* [STATED TASK]:
Count how many lines of the material contain the string "name", then give that number and nothing more.

* [DATASET CONTENT]:
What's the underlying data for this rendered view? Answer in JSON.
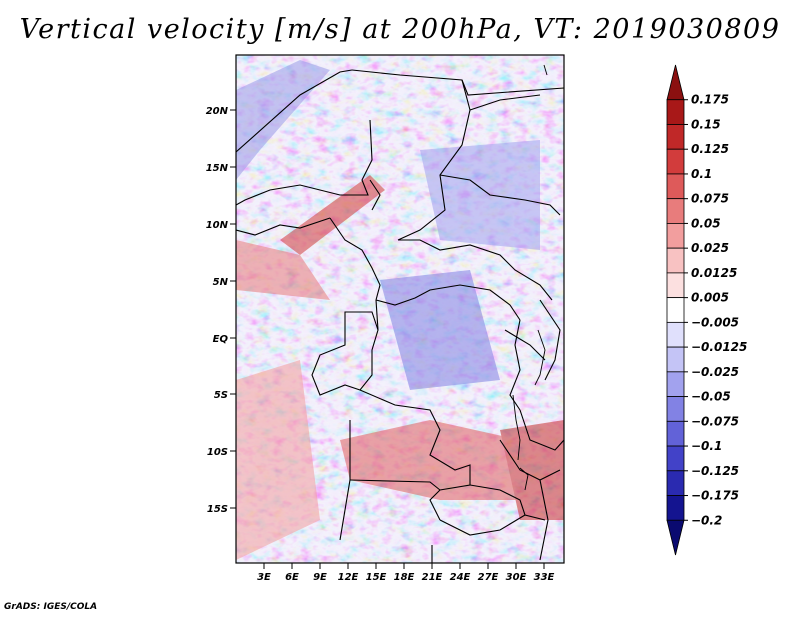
{
  "title": "Vertical velocity [m/s] at 200hPa, VT: 2019030809",
  "credit": "GrADS: IGES/COLA",
  "map": {
    "lat_labels": [
      "20N",
      "15N",
      "10N",
      "5N",
      "EQ",
      "5S",
      "10S",
      "15S"
    ],
    "lon_labels": [
      "3E",
      "6E",
      "9E",
      "12E",
      "15E",
      "18E",
      "21E",
      "24E",
      "27E",
      "30E",
      "33E"
    ]
  },
  "colorbar": {
    "labels": [
      "0.175",
      "0.15",
      "0.125",
      "0.1",
      "0.075",
      "0.05",
      "0.025",
      "0.0125",
      "0.005",
      "−0.005",
      "−0.0125",
      "−0.025",
      "−0.05",
      "−0.075",
      "−0.1",
      "−0.125",
      "−0.175",
      "−0.2"
    ],
    "colors": [
      "#8b1010",
      "#a81818",
      "#c02828",
      "#d23c3c",
      "#de5a5a",
      "#e87c7c",
      "#f29e9e",
      "#f8c2c2",
      "#fce0e0",
      "#ffffff",
      "#e0e0fc",
      "#c4c4f6",
      "#a2a2ee",
      "#8282e4",
      "#6262d8",
      "#4242c8",
      "#2a2ab0",
      "#141490",
      "#0a0a70"
    ]
  }
}
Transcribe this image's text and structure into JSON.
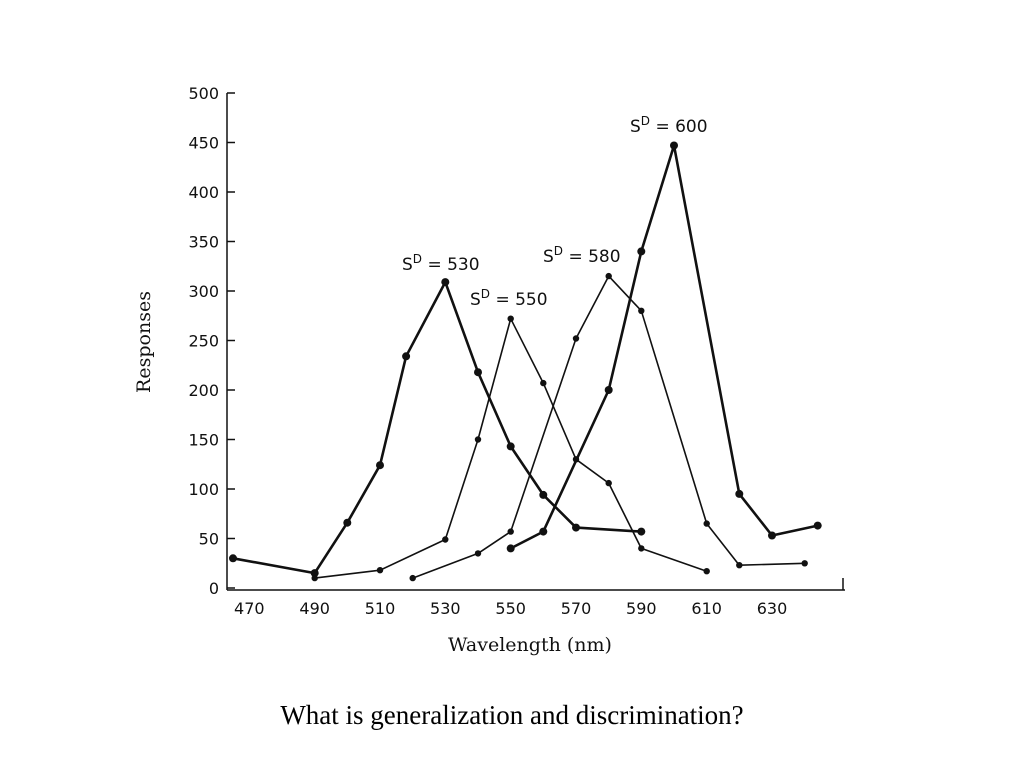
{
  "caption": "What is generalization and discrimination?",
  "chart_data": {
    "type": "line",
    "xlabel": "Wavelength (nm)",
    "ylabel": "Responses",
    "xlim": [
      465,
      645
    ],
    "ylim": [
      0,
      500
    ],
    "x_ticks": [
      470,
      490,
      510,
      530,
      550,
      570,
      590,
      610,
      630
    ],
    "y_ticks": [
      0,
      50,
      100,
      150,
      200,
      250,
      300,
      350,
      400,
      450,
      500
    ],
    "grid": false,
    "color": "#111111",
    "series": [
      {
        "name": "S^D = 530",
        "label_main": "S",
        "label_sup": "D",
        "label_rest": " = 530",
        "stroke_width": 2.6,
        "points": [
          [
            465,
            30
          ],
          [
            490,
            15
          ],
          [
            500,
            66
          ],
          [
            510,
            124
          ],
          [
            518,
            234
          ],
          [
            530,
            309
          ],
          [
            540,
            218
          ],
          [
            550,
            143
          ],
          [
            560,
            94
          ],
          [
            570,
            61
          ],
          [
            590,
            57
          ]
        ]
      },
      {
        "name": "S^D = 550",
        "label_main": "S",
        "label_sup": "D",
        "label_rest": " = 550",
        "stroke_width": 1.6,
        "points": [
          [
            490,
            10
          ],
          [
            510,
            18
          ],
          [
            530,
            49
          ],
          [
            540,
            150
          ],
          [
            550,
            272
          ],
          [
            560,
            207
          ],
          [
            570,
            130
          ],
          [
            580,
            106
          ],
          [
            590,
            40
          ],
          [
            610,
            17
          ]
        ]
      },
      {
        "name": "S^D = 580",
        "label_main": "S",
        "label_sup": "D",
        "label_rest": " = 580",
        "stroke_width": 1.6,
        "points": [
          [
            520,
            10
          ],
          [
            540,
            35
          ],
          [
            550,
            57
          ],
          [
            570,
            252
          ],
          [
            580,
            315
          ],
          [
            590,
            280
          ],
          [
            610,
            65
          ],
          [
            620,
            23
          ],
          [
            640,
            25
          ]
        ]
      },
      {
        "name": "S^D = 600",
        "label_main": "S",
        "label_sup": "D",
        "label_rest": " = 600",
        "stroke_width": 2.6,
        "points": [
          [
            550,
            40
          ],
          [
            560,
            57
          ],
          [
            580,
            200
          ],
          [
            590,
            340
          ],
          [
            600,
            447
          ],
          [
            620,
            95
          ],
          [
            630,
            53
          ],
          [
            644,
            63
          ]
        ]
      }
    ]
  }
}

* [REPLY TO THE EXERCISE]:
4